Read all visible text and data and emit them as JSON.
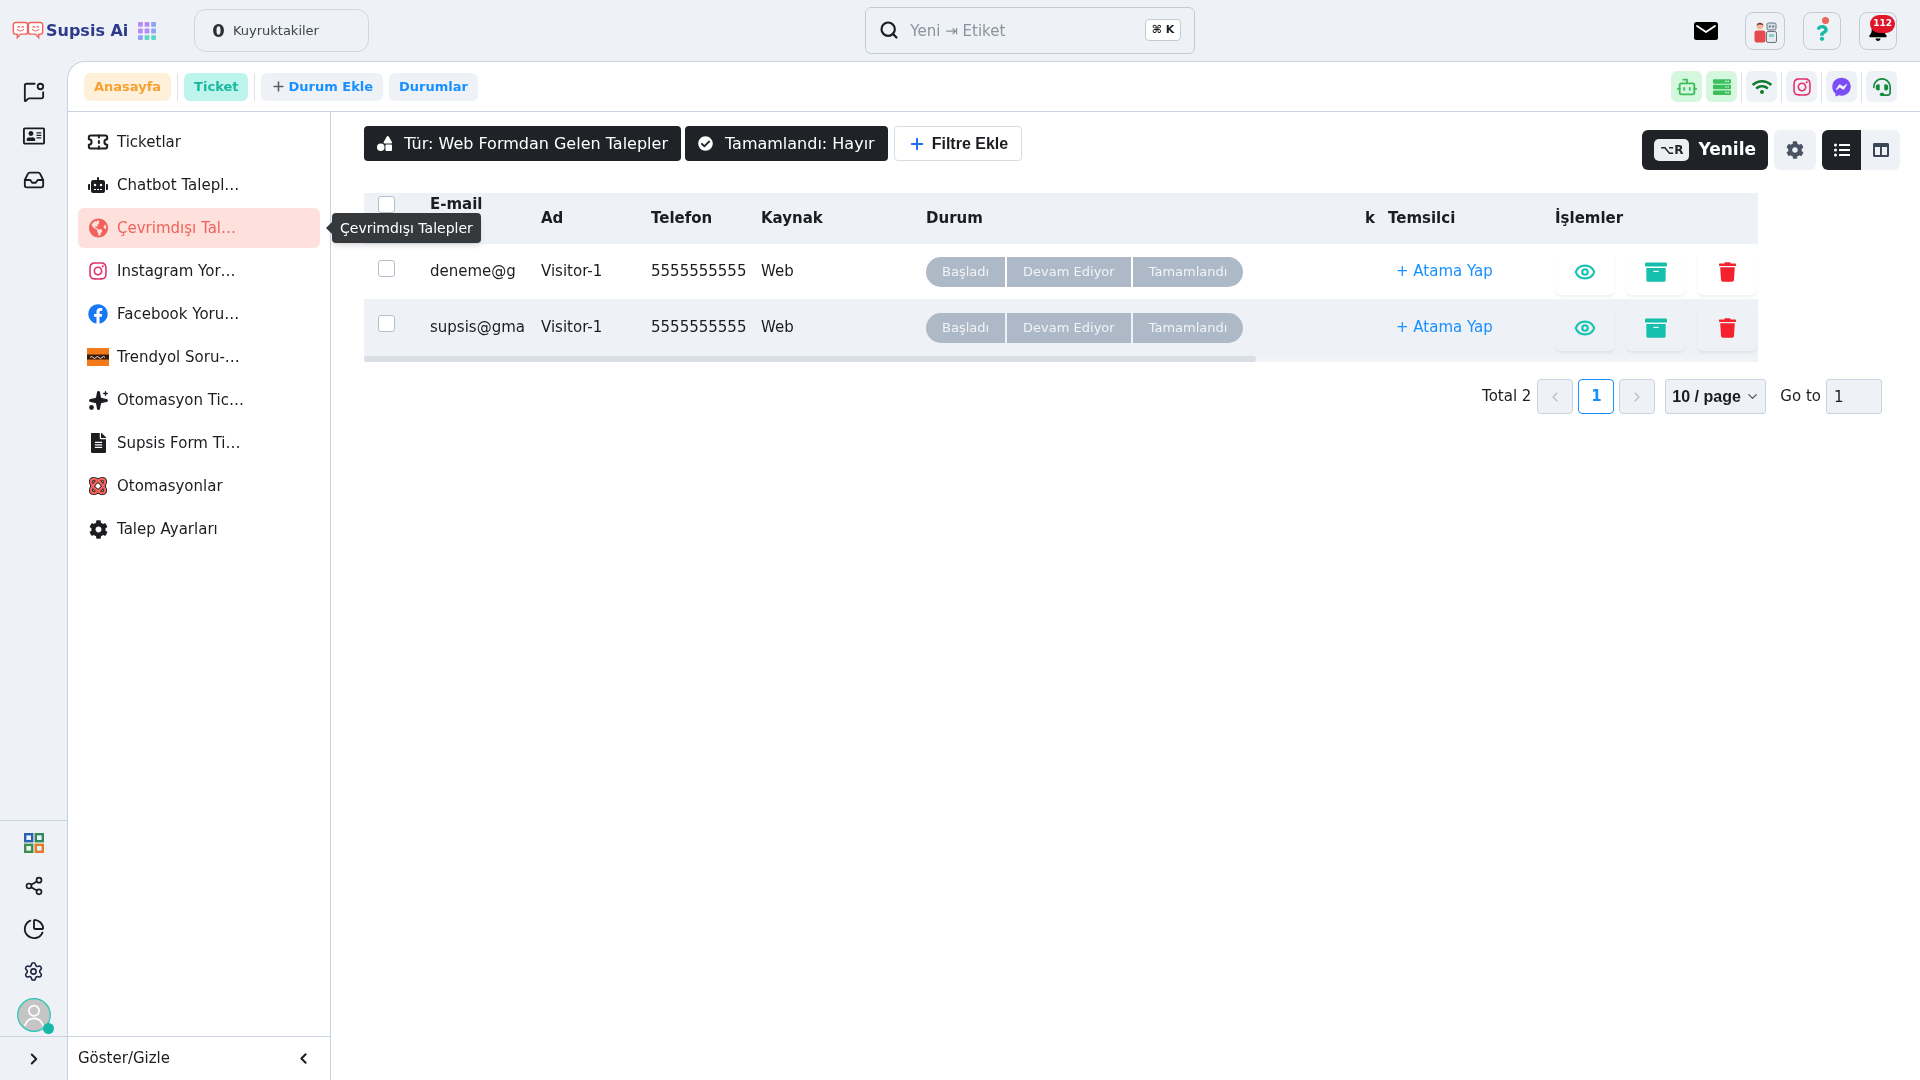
{
  "top_bar": {
    "brand": "Supsis Ai",
    "queue": {
      "count": "0",
      "label": "Kuyruktakiler"
    },
    "search": {
      "placeholder": "Yeni ⇥ Etiket",
      "shortcut": "⌘ K"
    },
    "notification_count": "112"
  },
  "tabs": [
    {
      "label": "Anasayfa",
      "kind": "home"
    },
    {
      "label": "Ticket",
      "kind": "current"
    },
    {
      "label": "Durum Ekle",
      "kind": "add"
    },
    {
      "label": "Durumlar",
      "kind": "link"
    }
  ],
  "channels": [
    {
      "kind": "bot",
      "active": true
    },
    {
      "kind": "list",
      "active": true
    },
    {
      "kind": "wifi",
      "active": false
    },
    {
      "kind": "instagram",
      "active": false
    },
    {
      "kind": "messenger",
      "active": false
    },
    {
      "kind": "headset",
      "active": false
    }
  ],
  "sidebar": {
    "items": [
      {
        "label": "Ticketlar",
        "kind": "ticket",
        "selected": false
      },
      {
        "label": "Chatbot Talepl…",
        "kind": "robot",
        "selected": false
      },
      {
        "label": "Çevrimdışı Tal…",
        "kind": "globe",
        "selected": true
      },
      {
        "label": "Instagram Yor…",
        "kind": "instagram",
        "selected": false
      },
      {
        "label": "Facebook Yoru…",
        "kind": "facebook",
        "selected": false
      },
      {
        "label": "Trendyol Soru-…",
        "kind": "tile",
        "selected": false
      },
      {
        "label": "Otomasyon Tic…",
        "kind": "sparkles",
        "selected": false
      },
      {
        "label": "Supsis Form Ti…",
        "kind": "document",
        "selected": false
      },
      {
        "label": "Otomasyonlar",
        "kind": "loops",
        "selected": false
      },
      {
        "label": "Talep Ayarları",
        "kind": "settings",
        "selected": false
      }
    ],
    "footer": "Göster/Gizle"
  },
  "tooltip": "Çevrimdışı Talepler",
  "filters": [
    {
      "label": "Tür: Web Formdan Gelen Talepler",
      "kind": "type"
    },
    {
      "label": "Tamamlandı: Hayır",
      "kind": "done"
    }
  ],
  "add_filter": "Filtre Ekle",
  "toolbar": {
    "refresh": {
      "label": "Yenile",
      "shortcut": "⌥R"
    },
    "views": [
      {
        "kind": "list",
        "selected": true
      },
      {
        "kind": "columns",
        "selected": false
      }
    ]
  },
  "table": {
    "header_checked": false,
    "columns": [
      "E-mail",
      "Ad",
      "Telefon",
      "Kaynak",
      "Durum",
      "k",
      "Temsilci",
      "İşlemler"
    ],
    "rows": [
      {
        "checked": false,
        "email": "deneme@g",
        "name": "Visitor-1",
        "phone": "5555555555",
        "source": "Web",
        "statuses": [
          {
            "label": "Başladı",
            "selected": false
          },
          {
            "label": "Devam Ediyor",
            "selected": false
          },
          {
            "label": "Tamamlandı",
            "selected": false
          }
        ],
        "assign": "+ Atama Yap"
      },
      {
        "checked": false,
        "email": "supsis@gma",
        "name": "Visitor-1",
        "phone": "5555555555",
        "source": "Web",
        "statuses": [
          {
            "label": "Başladı",
            "selected": false
          },
          {
            "label": "Devam Ediyor",
            "selected": false
          },
          {
            "label": "Tamamlandı",
            "selected": false
          }
        ],
        "assign": "+ Atama Yap"
      }
    ]
  },
  "pagination": {
    "total": "Total 2",
    "prev_disabled": true,
    "pages": [
      {
        "label": "1",
        "selected": true
      }
    ],
    "next_disabled": true,
    "page_size": "10 / page",
    "goto_label": "Go to",
    "goto_value": "1"
  }
}
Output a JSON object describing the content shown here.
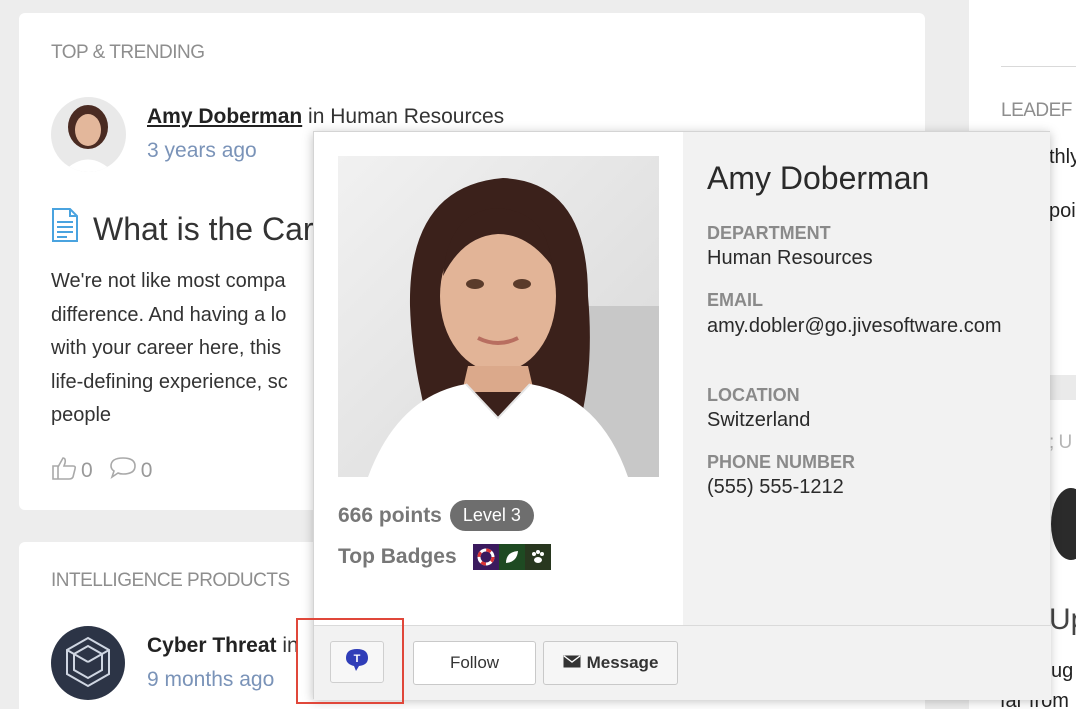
{
  "top_section": {
    "label": "TOP & TRENDING",
    "author_name": "Amy Doberman",
    "in_text": "in",
    "place": "Human Resources",
    "time_ago": "3 years ago",
    "post_title": "What is the Care",
    "post_body": "We're not like most compa difference. And having a lo with your career here, this life-defining experience, sc people",
    "body_lines": [
      "We're not like most compa",
      "difference. And having a lo",
      "with your career here, this",
      "life-defining experience, sc",
      "people"
    ],
    "likes": "0",
    "comments": "0"
  },
  "intel_section": {
    "label": "INTELLIGENCE PRODUCTS",
    "author_name": "Cyber Threat",
    "in_text": "in",
    "time_ago": "9 months ago"
  },
  "right_column": {
    "leader_label": "LEADEF",
    "snippet_1": "thly",
    "snippet_2": "poi",
    "snippet_3": "; U",
    "snippet_4": "Up",
    "snippet_5": "ug",
    "snippet_6": "far from"
  },
  "hovercard": {
    "name": "Amy Doberman",
    "department_label": "DEPARTMENT",
    "department": "Human Resources",
    "email_label": "EMAIL",
    "email": "amy.dobler@go.jivesoftware.com",
    "location_label": "LOCATION",
    "location": "Switzerland",
    "phone_label": "PHONE NUMBER",
    "phone": "(555) 555-1212",
    "points": "666 points",
    "level": "Level 3",
    "top_badges_label": "Top Badges",
    "badges": [
      "lifebuoy-badge",
      "leaf-badge",
      "paw-badge"
    ],
    "follow_label": "Follow",
    "message_label": "Message"
  },
  "colors": {
    "time_ago": "#7a93b8",
    "highlight": "#e0473a",
    "t_button": "#2f3db8"
  }
}
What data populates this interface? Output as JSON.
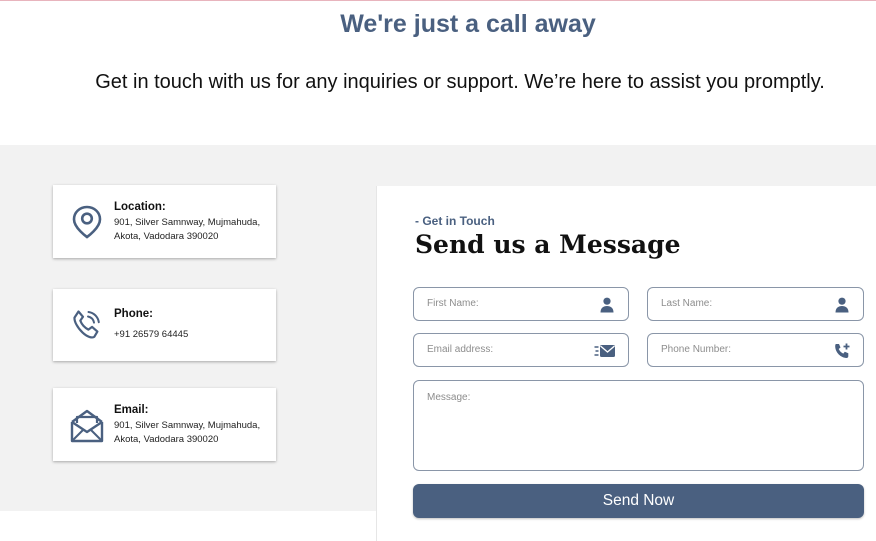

_ _ _ _ _

**Written task**
Each line that has the word "most" counts once. How many such lines are in the data? Give the number alone.

**Correct output**
2